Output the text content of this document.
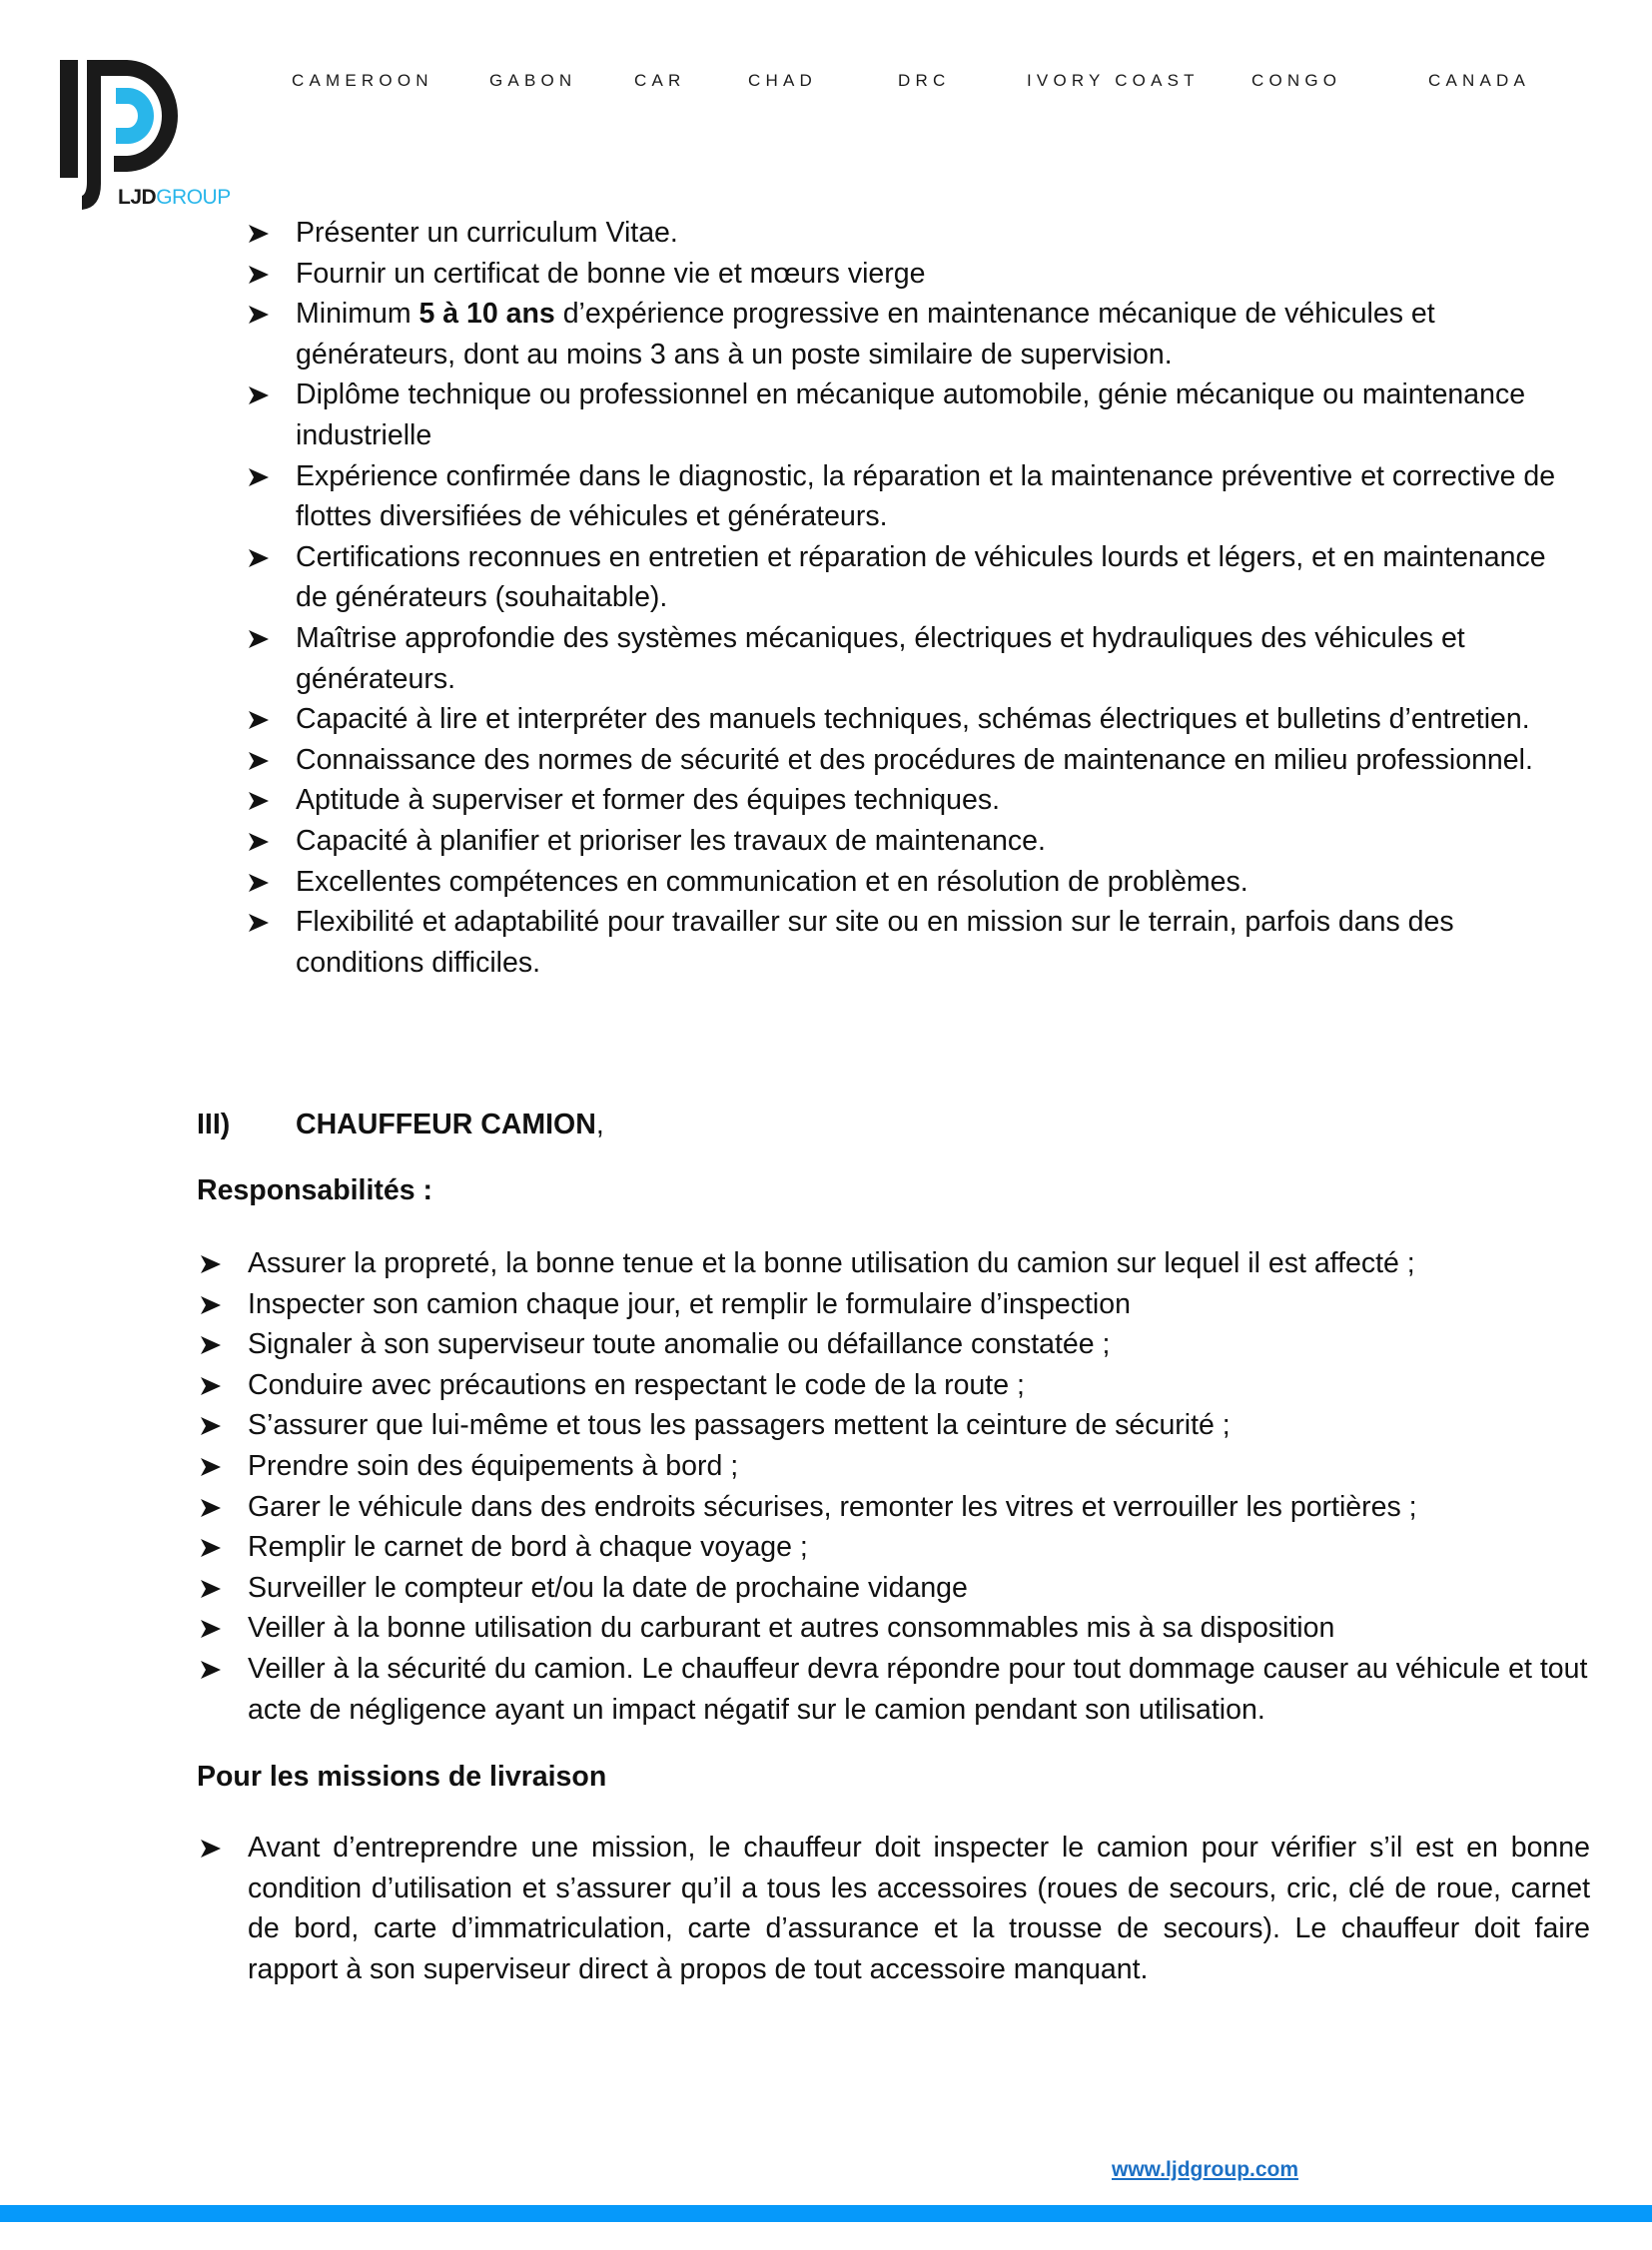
LJDGROUP
CAMEROON	GABON	CAR	CHAD	DRC	IVORY COAST	CONGO	CANADA
Présenter un curriculum Vitae.
Fournir un certificat de bonne vie et mœurs vierge
Minimum 5 à 10 ans d’expérience progressive en maintenance mécanique de véhicules et générateurs, dont au moins 3 ans à un poste similaire de supervision.
Diplôme technique ou professionnel en mécanique automobile, génie mécanique ou maintenance industrielle
Expérience confirmée dans le diagnostic, la réparation et la maintenance préventive et corrective de flottes diversifiées de véhicules et générateurs.
Certifications reconnues en entretien et réparation de véhicules lourds et légers, et en maintenance de générateurs (souhaitable).
Maîtrise approfondie des systèmes mécaniques, électriques et hydrauliques des véhicules et générateurs.
Capacité à lire et interpréter des manuels techniques, schémas électriques et bulletins d’entretien.
Connaissance des normes de sécurité et des procédures de maintenance en milieu professionnel.
Aptitude à superviser et former des équipes techniques.
Capacité à planifier et prioriser les travaux de maintenance.
Excellentes compétences en communication et en résolution de problèmes.
Flexibilité et adaptabilité pour travailler sur site ou en mission sur le terrain, parfois dans des conditions difficiles.
III) CHAUFFEUR CAMION,
Responsabilités :
Assurer la propreté, la bonne tenue et la bonne utilisation du camion sur lequel il est affecté ;
Inspecter son camion chaque jour, et remplir le formulaire d’inspection
Signaler à son superviseur toute anomalie ou défaillance constatée ;
Conduire avec précautions en respectant le code de la route ;
S’assurer que lui-même et tous les passagers mettent la ceinture de sécurité ;
Prendre soin des équipements à bord ;
Garer le véhicule dans des endroits sécurises, remonter les vitres et verrouiller les portières ;
Remplir le carnet de bord à chaque voyage ;
Surveiller le compteur et/ou la date de prochaine vidange
Veiller à la bonne utilisation du carburant et autres consommables mis à sa disposition
Veiller à la sécurité du camion. Le chauffeur devra répondre pour tout dommage causer au véhicule et tout acte de négligence ayant un impact négatif sur le camion pendant son utilisation.
Pour les missions de livraison
Avant d’entreprendre une mission, le chauffeur doit inspecter le camion pour vérifier s’il est en bonne condition d’utilisation et s’assurer qu’il a tous les accessoires (roues de secours, cric, clé de roue, carnet de bord, carte d’immatriculation, carte d’assurance et la trousse de secours). Le chauffeur doit faire rapport à son superviseur direct à propos de tout accessoire manquant.
www.ljdgroup.com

......

● **What you will do**:
Each entry gets copied exactly; the pictures stay out.

● **Output of the task**:
Output the text content of this document.
LJDGROUP
CAMEROON	GABON	CAR	CHAD	DRC	IVORY COAST	CONGO	CANADA
Présenter un curriculum Vitae.
Fournir un certificat de bonne vie et mœurs vierge
Minimum 5 à 10 ans d’expérience progressive en maintenance mécanique de véhicules et générateurs, dont au moins 3 ans à un poste similaire de supervision.
Diplôme technique ou professionnel en mécanique automobile, génie mécanique ou maintenance industrielle
Expérience confirmée dans le diagnostic, la réparation et la maintenance préventive et corrective de flottes diversifiées de véhicules et générateurs.
Certifications reconnues en entretien et réparation de véhicules lourds et légers, et en maintenance de générateurs (souhaitable).
Maîtrise approfondie des systèmes mécaniques, électriques et hydrauliques des véhicules et générateurs.
Capacité à lire et interpréter des manuels techniques, schémas électriques et bulletins d’entretien.
Connaissance des normes de sécurité et des procédures de maintenance en milieu professionnel.
Aptitude à superviser et former des équipes techniques.
Capacité à planifier et prioriser les travaux de maintenance.
Excellentes compétences en communication et en résolution de problèmes.
Flexibilité et adaptabilité pour travailler sur site ou en mission sur le terrain, parfois dans des conditions difficiles.
III) CHAUFFEUR CAMION,
Responsabilités :
Assurer la propreté, la bonne tenue et la bonne utilisation du camion sur lequel il est affecté ;
Inspecter son camion chaque jour, et remplir le formulaire d’inspection
Signaler à son superviseur toute anomalie ou défaillance constatée ;
Conduire avec précautions en respectant le code de la route ;
S’assurer que lui-même et tous les passagers mettent la ceinture de sécurité ;
Prendre soin des équipements à bord ;
Garer le véhicule dans des endroits sécurises, remonter les vitres et verrouiller les portières ;
Remplir le carnet de bord à chaque voyage ;
Surveiller le compteur et/ou la date de prochaine vidange
Veiller à la bonne utilisation du carburant et autres consommables mis à sa disposition
Veiller à la sécurité du camion. Le chauffeur devra répondre pour tout dommage causer au véhicule et tout acte de négligence ayant un impact négatif sur le camion pendant son utilisation.
Pour les missions de livraison
Avant d’entreprendre une mission, le chauffeur doit inspecter le camion pour vérifier s’il est en bonne condition d’utilisation et s’assurer qu’il a tous les accessoires (roues de secours, cric, clé de roue, carnet de bord, carte d’immatriculation, carte d’assurance et la trousse de secours). Le chauffeur doit faire rapport à son superviseur direct à propos de tout accessoire manquant.
www.ljdgroup.com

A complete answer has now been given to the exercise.